▸ BRIEF:
Copy every line that mentions the word "行的最后一个数".
-- start SOURCE RECORDS --
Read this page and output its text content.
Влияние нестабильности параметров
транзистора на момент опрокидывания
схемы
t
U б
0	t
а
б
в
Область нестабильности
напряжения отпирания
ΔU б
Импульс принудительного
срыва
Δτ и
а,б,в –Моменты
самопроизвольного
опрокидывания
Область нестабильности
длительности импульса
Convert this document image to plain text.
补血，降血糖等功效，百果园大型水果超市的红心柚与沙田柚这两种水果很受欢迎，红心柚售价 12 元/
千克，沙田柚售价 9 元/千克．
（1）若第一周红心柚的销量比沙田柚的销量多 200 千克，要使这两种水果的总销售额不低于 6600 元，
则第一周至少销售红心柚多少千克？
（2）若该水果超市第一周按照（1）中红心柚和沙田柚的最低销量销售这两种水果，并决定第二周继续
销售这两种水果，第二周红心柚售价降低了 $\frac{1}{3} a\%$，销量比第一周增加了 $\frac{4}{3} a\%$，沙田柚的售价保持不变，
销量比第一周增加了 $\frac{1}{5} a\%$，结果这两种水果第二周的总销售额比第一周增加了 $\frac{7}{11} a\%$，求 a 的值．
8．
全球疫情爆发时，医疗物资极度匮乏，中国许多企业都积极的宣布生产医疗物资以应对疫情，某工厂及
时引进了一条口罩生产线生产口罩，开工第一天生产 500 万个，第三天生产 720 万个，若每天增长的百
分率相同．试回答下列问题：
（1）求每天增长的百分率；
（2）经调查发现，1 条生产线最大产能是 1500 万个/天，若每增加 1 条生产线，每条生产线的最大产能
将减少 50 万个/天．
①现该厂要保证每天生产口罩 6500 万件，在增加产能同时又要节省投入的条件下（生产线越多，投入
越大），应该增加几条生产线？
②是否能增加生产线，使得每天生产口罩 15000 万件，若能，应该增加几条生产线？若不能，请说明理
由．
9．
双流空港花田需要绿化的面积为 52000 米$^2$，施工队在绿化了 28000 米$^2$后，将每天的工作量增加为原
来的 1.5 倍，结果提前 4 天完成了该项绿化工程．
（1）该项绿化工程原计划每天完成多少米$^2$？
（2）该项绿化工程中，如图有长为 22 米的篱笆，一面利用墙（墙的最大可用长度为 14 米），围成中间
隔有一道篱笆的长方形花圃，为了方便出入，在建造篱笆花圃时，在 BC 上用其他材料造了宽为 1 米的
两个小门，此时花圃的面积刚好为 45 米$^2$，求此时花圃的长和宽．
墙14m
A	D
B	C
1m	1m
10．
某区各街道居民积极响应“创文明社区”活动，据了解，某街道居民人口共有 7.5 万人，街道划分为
-- end SOURCE RECORDS --
-- start SOURCE RECORDS --
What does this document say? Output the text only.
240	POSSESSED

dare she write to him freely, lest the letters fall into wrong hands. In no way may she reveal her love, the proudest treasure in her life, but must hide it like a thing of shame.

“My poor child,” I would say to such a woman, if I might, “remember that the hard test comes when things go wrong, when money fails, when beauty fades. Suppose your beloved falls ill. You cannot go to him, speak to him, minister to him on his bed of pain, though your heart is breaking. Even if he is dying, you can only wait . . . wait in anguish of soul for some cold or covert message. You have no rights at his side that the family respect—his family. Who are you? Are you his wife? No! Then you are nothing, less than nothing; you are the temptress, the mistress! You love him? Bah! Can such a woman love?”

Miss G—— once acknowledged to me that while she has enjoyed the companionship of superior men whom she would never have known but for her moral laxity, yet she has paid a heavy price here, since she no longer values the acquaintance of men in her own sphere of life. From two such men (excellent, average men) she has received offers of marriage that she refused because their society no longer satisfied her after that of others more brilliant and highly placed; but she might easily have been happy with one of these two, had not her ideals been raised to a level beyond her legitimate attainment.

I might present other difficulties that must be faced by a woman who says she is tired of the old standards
-- end SOURCE RECORDS --
-- start SOURCE RECORDS --
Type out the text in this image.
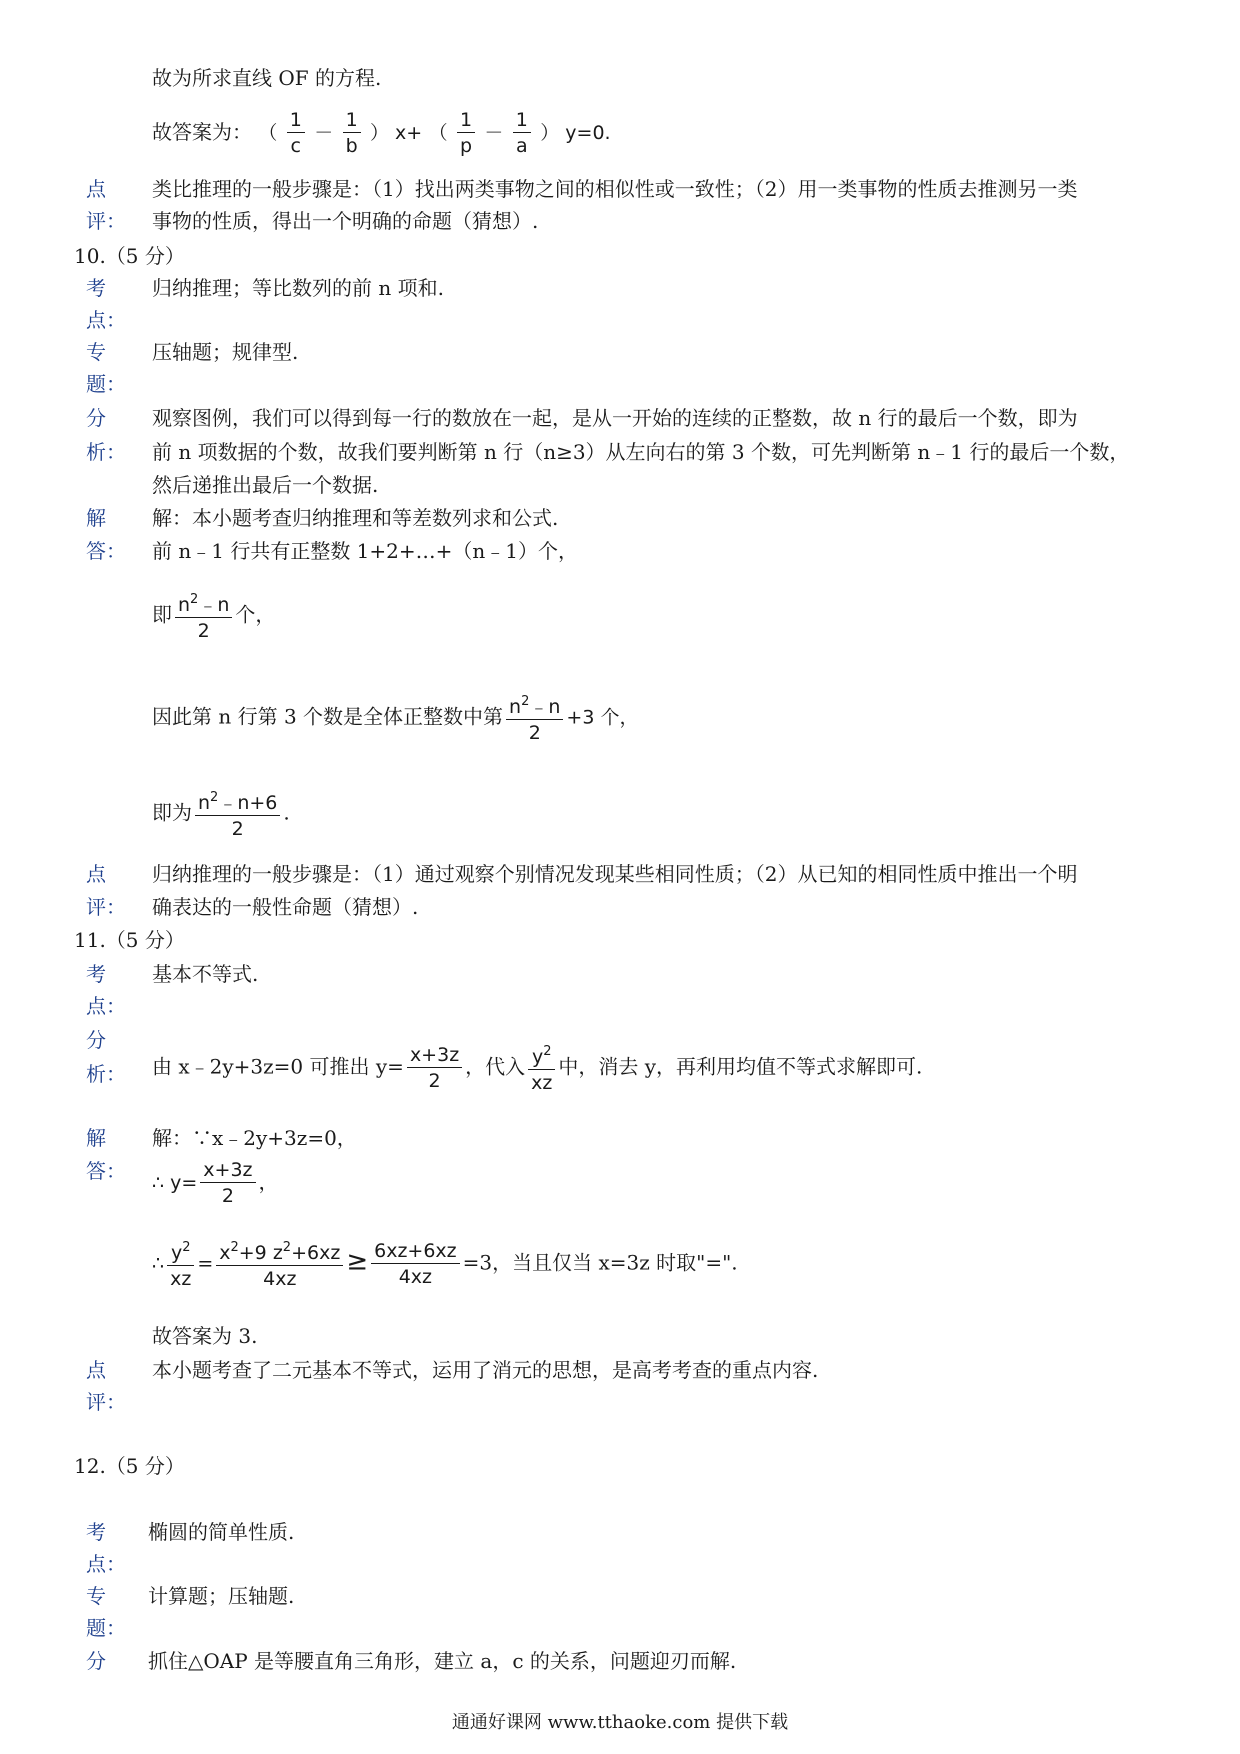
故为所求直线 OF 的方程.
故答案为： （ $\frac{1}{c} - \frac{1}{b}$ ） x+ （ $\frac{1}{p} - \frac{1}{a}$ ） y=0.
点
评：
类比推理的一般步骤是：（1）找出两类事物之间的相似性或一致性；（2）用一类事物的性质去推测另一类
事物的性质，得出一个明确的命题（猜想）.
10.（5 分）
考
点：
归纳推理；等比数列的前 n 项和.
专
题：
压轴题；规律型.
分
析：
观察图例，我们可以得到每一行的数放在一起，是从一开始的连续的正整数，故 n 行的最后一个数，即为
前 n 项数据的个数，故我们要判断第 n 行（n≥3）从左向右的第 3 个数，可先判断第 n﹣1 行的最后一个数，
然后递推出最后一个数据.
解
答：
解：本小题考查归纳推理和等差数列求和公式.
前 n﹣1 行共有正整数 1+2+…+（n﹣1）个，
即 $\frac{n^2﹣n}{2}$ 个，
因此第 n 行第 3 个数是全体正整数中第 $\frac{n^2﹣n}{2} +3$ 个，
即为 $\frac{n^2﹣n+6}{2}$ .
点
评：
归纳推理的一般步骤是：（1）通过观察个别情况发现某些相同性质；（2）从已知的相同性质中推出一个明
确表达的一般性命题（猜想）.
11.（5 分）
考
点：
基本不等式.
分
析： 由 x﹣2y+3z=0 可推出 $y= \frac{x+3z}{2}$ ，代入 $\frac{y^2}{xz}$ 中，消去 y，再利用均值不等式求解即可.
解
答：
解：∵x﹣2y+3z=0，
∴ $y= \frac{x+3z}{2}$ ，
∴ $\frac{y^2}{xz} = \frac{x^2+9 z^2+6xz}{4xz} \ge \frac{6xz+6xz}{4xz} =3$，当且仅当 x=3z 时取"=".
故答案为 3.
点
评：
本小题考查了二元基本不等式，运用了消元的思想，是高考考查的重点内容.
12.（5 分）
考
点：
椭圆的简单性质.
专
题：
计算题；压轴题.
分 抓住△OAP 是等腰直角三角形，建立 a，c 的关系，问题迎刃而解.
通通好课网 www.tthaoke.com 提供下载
-- end SOURCE RECORDS --
▸ WRITTEN ANSWER:
观察图例，我们可以得到每一行的数放在一起，是从一开始的连续的正整数，故 n 行的最后一个数，即为
前 n 项数据的个数，故我们要判断第 n 行（n≥3）从左向右的第 3 个数，可先判断第 n﹣1 行的最后一个数，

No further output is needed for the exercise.